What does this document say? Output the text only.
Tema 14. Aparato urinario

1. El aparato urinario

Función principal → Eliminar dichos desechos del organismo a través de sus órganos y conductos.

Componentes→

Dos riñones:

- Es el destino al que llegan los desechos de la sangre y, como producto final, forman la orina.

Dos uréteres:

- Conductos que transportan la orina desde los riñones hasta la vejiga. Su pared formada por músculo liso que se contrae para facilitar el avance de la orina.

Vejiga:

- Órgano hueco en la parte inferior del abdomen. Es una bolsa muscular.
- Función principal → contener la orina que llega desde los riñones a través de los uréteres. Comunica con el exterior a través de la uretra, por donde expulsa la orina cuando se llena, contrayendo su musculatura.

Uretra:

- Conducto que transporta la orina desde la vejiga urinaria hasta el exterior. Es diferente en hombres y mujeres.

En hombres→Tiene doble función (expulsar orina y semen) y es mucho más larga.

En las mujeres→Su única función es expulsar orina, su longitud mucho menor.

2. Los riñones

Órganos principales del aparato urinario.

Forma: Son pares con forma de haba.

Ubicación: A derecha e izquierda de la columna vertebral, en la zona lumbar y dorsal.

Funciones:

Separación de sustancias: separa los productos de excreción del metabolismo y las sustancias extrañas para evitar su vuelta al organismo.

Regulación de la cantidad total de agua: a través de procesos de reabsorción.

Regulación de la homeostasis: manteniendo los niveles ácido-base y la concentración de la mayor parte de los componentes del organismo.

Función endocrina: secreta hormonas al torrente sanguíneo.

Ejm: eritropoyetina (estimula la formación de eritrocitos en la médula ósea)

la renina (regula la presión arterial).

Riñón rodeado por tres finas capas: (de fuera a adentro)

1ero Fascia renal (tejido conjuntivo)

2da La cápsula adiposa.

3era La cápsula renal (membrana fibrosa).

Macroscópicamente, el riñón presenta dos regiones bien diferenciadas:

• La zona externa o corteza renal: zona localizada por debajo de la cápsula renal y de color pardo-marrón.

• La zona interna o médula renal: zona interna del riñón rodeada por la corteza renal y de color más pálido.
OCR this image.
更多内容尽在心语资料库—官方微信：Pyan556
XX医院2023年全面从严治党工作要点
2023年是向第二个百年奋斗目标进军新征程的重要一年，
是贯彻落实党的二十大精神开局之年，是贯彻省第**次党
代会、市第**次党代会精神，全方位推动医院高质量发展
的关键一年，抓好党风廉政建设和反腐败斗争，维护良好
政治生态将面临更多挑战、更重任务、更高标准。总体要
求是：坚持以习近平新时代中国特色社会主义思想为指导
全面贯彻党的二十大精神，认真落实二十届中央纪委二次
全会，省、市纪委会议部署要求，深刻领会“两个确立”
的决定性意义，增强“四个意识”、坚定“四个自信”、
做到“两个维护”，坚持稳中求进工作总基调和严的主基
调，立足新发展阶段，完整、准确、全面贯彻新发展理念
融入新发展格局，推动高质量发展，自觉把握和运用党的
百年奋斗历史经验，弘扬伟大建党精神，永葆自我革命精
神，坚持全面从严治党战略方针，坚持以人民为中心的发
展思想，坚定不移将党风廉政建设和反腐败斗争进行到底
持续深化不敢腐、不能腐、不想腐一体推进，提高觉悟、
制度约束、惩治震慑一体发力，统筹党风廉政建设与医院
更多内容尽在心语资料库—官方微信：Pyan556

What the exercise asks
Repeat, without change, each line of the data above from the one that contains "OCR this image." through the final line, counting both.

Full output
OCR this image.
更多内容尽在心语资料库—官方微信：Pyan556
XX医院2023年全面从严治党工作要点
2023年是向第二个百年奋斗目标进军新征程的重要一年，
是贯彻落实党的二十大精神开局之年，是贯彻省第**次党
代会、市第**次党代会精神，全方位推动医院高质量发展
的关键一年，抓好党风廉政建设和反腐败斗争，维护良好
政治生态将面临更多挑战、更重任务、更高标准。总体要
求是：坚持以习近平新时代中国特色社会主义思想为指导
全面贯彻党的二十大精神，认真落实二十届中央纪委二次
全会，省、市纪委会议部署要求，深刻领会“两个确立”
的决定性意义，增强“四个意识”、坚定“四个自信”、
做到“两个维护”，坚持稳中求进工作总基调和严的主基
调，立足新发展阶段，完整、准确、全面贯彻新发展理念
融入新发展格局，推动高质量发展，自觉把握和运用党的
百年奋斗历史经验，弘扬伟大建党精神，永葆自我革命精
神，坚持全面从严治党战略方针，坚持以人民为中心的发
展思想，坚定不移将党风廉政建设和反腐败斗争进行到底
持续深化不敢腐、不能腐、不想腐一体推进，提高觉悟、
制度约束、惩治震慑一体发力，统筹党风廉政建设与医院
更多内容尽在心语资料库—官方微信：Pyan556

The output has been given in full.